- Supplied material -
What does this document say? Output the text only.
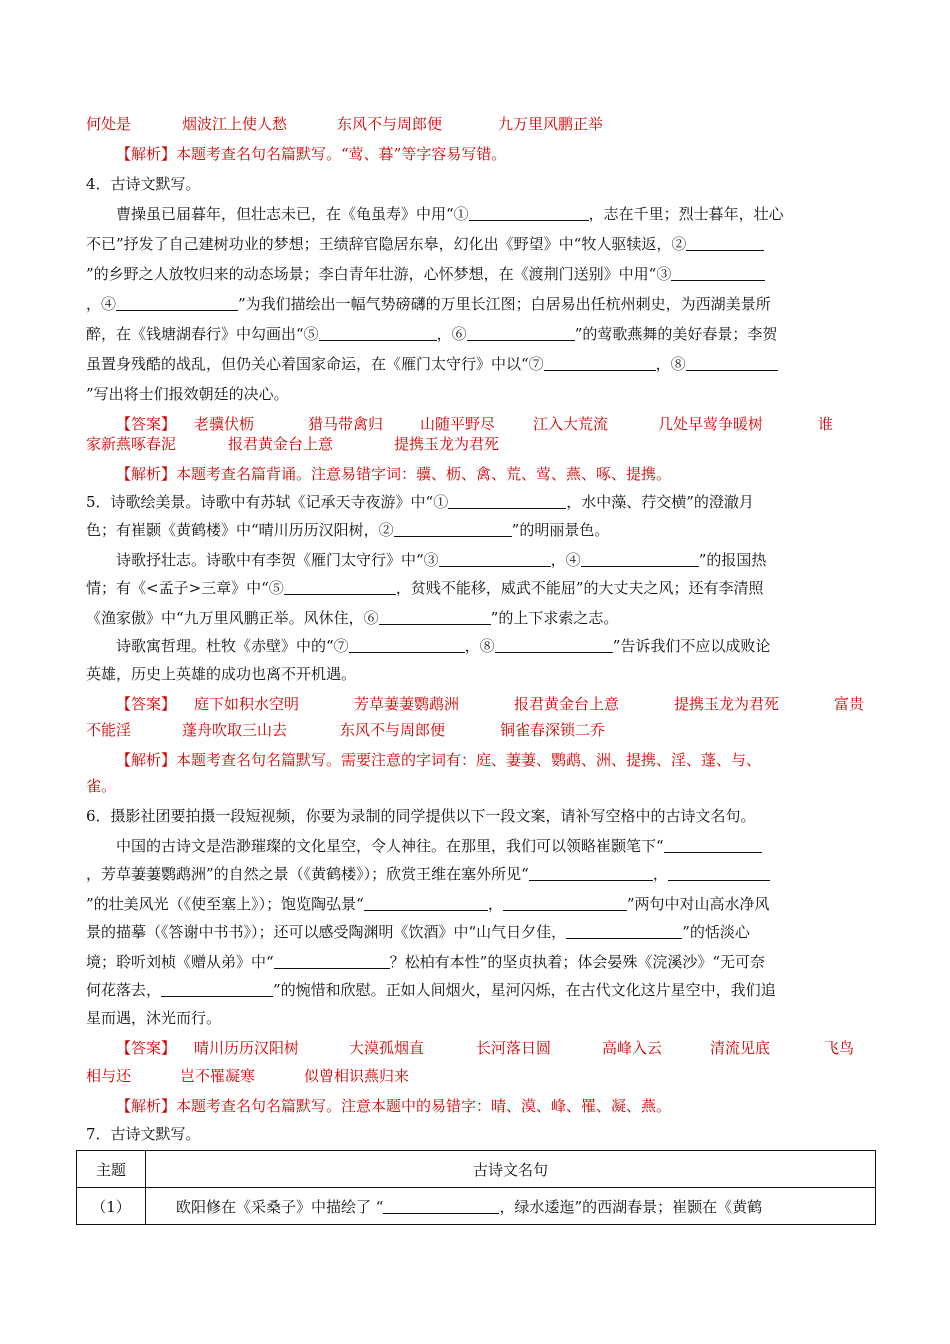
何处是	烟波江上使人愁	东风不与周郎便	九万里风鹏正举
【解析】本题考查名句名篇默写。“莺、暮”等字容易写错。
4．古诗文默写。
曹操虽已届暮年，但壮志未已，在《龟虽寿》中用“①	，志在千里；烈士暮年，壮心
不已”抒发了自己建树功业的梦想；王绩辞官隐居东皋，幻化出《野望》中“牧人驱犊返，②
”的乡野之人放牧归来的动态场景；李白青年壮游，心怀梦想，在《渡荆门送别》中用“③
，④	”为我们描绘出一幅气势磅礴的万里长江图；白居易出任杭州刺史，为西湖美景所
醉，在《钱塘湖春行》中勾画出“⑤	，⑥	”的莺歌燕舞的美好春景；李贺
虽置身残酷的战乱，但仍关心着国家命运，在《雁门太守行》中以“⑦	，⑧
”写出将士们报效朝廷的决心。
【答案】 老骥伏枥	猎马带禽归 山随平野尽	江入大荒流	几处早莺争暖树	谁
家新燕啄春泥	报君黄金台上意	提携玉龙为君死
【解析】本题考查名篇背诵。注意易错字词：骥、枥、禽、荒、莺、燕、啄、提携。
5．诗歌绘美景。诗歌中有苏轼《记承天寺夜游》中“①	，水中藻、荇交横”的澄澈月
色；有崔颢《黄鹤楼》中“晴川历历汉阳树，②	”的明丽景色。
诗歌抒壮志。诗歌中有李贺《雁门太守行》中“③	，④	”的报国热
情；有《<孟子>三章》中“⑤	，贫贱不能移，威武不能屈”的大丈夫之风；还有李清照
《渔家傲》中“九万里风鹏正举。风休住，⑥	”的上下求索之志。
诗歌寓哲理。杜牧《赤壁》中的“⑦	，⑧	”告诉我们不应以成败论
英雄，历史上英雄的成功也离不开机遇。
【答案】 庭下如积水空明	芳草萋萋鹦鹉洲	报君黄金台上意	提携玉龙为君死	富贵
不能淫	蓬舟吹取三山去	东风不与周郎便	铜雀春深锁二乔
【解析】本题考查名句名篇默写。需要注意的字词有：庭、萋萋、鹦鹉、洲、提携、淫、蓬、与、
雀。
6．摄影社团要拍摄一段短视频，你要为录制的同学提供以下一段文案，请补写空格中的古诗文名句。
中国的古诗文是浩渺璀璨的文化星空，令人神往。在那里，我们可以领略崔颢笔下“
，芳草萋萋鹦鹉洲”的自然之景（《黄鹤楼》）；欣赏王维在塞外所见“	，
”的壮美风光（《使至塞上》）；饱览陶弘景“	，	”两句中对山高水净风
景的描摹（《答谢中书书》）；还可以感受陶渊明《饮酒》中“山气日夕佳，	”的恬淡心
境；聆听刘桢《赠从弟》中“	？松柏有本性”的坚贞执着；体会晏殊《浣溪沙》“无可奈
何花落去，	”的惋惜和欣慰。正如人间烟火，星河闪烁，在古代文化这片星空中，我们追
星而遇，沐光而行。
【答案】 晴川历历汉阳树	大漠孤烟直	长河落日圆	高峰入云	清流见底	飞鸟
相与还	岂不罹凝寒	似曾相识燕归来
【解析】本题考查名句名篇默写。注意本题中的易错字：晴、漠、峰、罹、凝、燕。
7．古诗文默写。
主题	古诗文名句
（1）	欧阳修在《采桑子》中描绘了 “ ，绿水逶迤”的西湖春景；崔颢在《黄鹤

- Work instructions -
Copy each line exactly, and leave the pictures out of your copy.

- Expected answer -
What does this document say? Output the text only.
何处是	烟波江上使人愁	东风不与周郎便	九万里风鹏正举
【解析】本题考查名句名篇默写。“莺、暮”等字容易写错。
4．古诗文默写。
曹操虽已届暮年，但壮志未已，在《龟虽寿》中用“①	，志在千里；烈士暮年，壮心
不已”抒发了自己建树功业的梦想；王绩辞官隐居东皋，幻化出《野望》中“牧人驱犊返，②
”的乡野之人放牧归来的动态场景；李白青年壮游，心怀梦想，在《渡荆门送别》中用“③
，④	”为我们描绘出一幅气势磅礴的万里长江图；白居易出任杭州刺史，为西湖美景所
醉，在《钱塘湖春行》中勾画出“⑤	，⑥	”的莺歌燕舞的美好春景；李贺
虽置身残酷的战乱，但仍关心着国家命运，在《雁门太守行》中以“⑦	，⑧
”写出将士们报效朝廷的决心。
【答案】 老骥伏枥	猎马带禽归 山随平野尽	江入大荒流	几处早莺争暖树	谁
家新燕啄春泥	报君黄金台上意	提携玉龙为君死
【解析】本题考查名篇背诵。注意易错字词：骥、枥、禽、荒、莺、燕、啄、提携。
5．诗歌绘美景。诗歌中有苏轼《记承天寺夜游》中“①	，水中藻、荇交横”的澄澈月
色；有崔颢《黄鹤楼》中“晴川历历汉阳树，②	”的明丽景色。
诗歌抒壮志。诗歌中有李贺《雁门太守行》中“③	，④	”的报国热
情；有《<孟子>三章》中“⑤	，贫贱不能移，威武不能屈”的大丈夫之风；还有李清照
《渔家傲》中“九万里风鹏正举。风休住，⑥	”的上下求索之志。
诗歌寓哲理。杜牧《赤壁》中的“⑦	，⑧	”告诉我们不应以成败论
英雄，历史上英雄的成功也离不开机遇。
【答案】 庭下如积水空明	芳草萋萋鹦鹉洲	报君黄金台上意	提携玉龙为君死	富贵
不能淫	蓬舟吹取三山去	东风不与周郎便	铜雀春深锁二乔
【解析】本题考查名句名篇默写。需要注意的字词有：庭、萋萋、鹦鹉、洲、提携、淫、蓬、与、
雀。
6．摄影社团要拍摄一段短视频，你要为录制的同学提供以下一段文案，请补写空格中的古诗文名句。
中国的古诗文是浩渺璀璨的文化星空，令人神往。在那里，我们可以领略崔颢笔下“
，芳草萋萋鹦鹉洲”的自然之景（《黄鹤楼》）；欣赏王维在塞外所见“	，
”的壮美风光（《使至塞上》）；饱览陶弘景“	，	”两句中对山高水净风
景的描摹（《答谢中书书》）；还可以感受陶渊明《饮酒》中“山气日夕佳，	”的恬淡心
境；聆听刘桢《赠从弟》中“	？松柏有本性”的坚贞执着；体会晏殊《浣溪沙》“无可奈
何花落去，	”的惋惜和欣慰。正如人间烟火，星河闪烁，在古代文化这片星空中，我们追
星而遇，沐光而行。
【答案】 晴川历历汉阳树	大漠孤烟直	长河落日圆	高峰入云	清流见底	飞鸟
相与还	岂不罹凝寒	似曾相识燕归来
【解析】本题考查名句名篇默写。注意本题中的易错字：晴、漠、峰、罹、凝、燕。
7．古诗文默写。
主题	古诗文名句
（1）	欧阳修在《采桑子》中描绘了 “ ，绿水逶迤”的西湖春景；崔颢在《黄鹤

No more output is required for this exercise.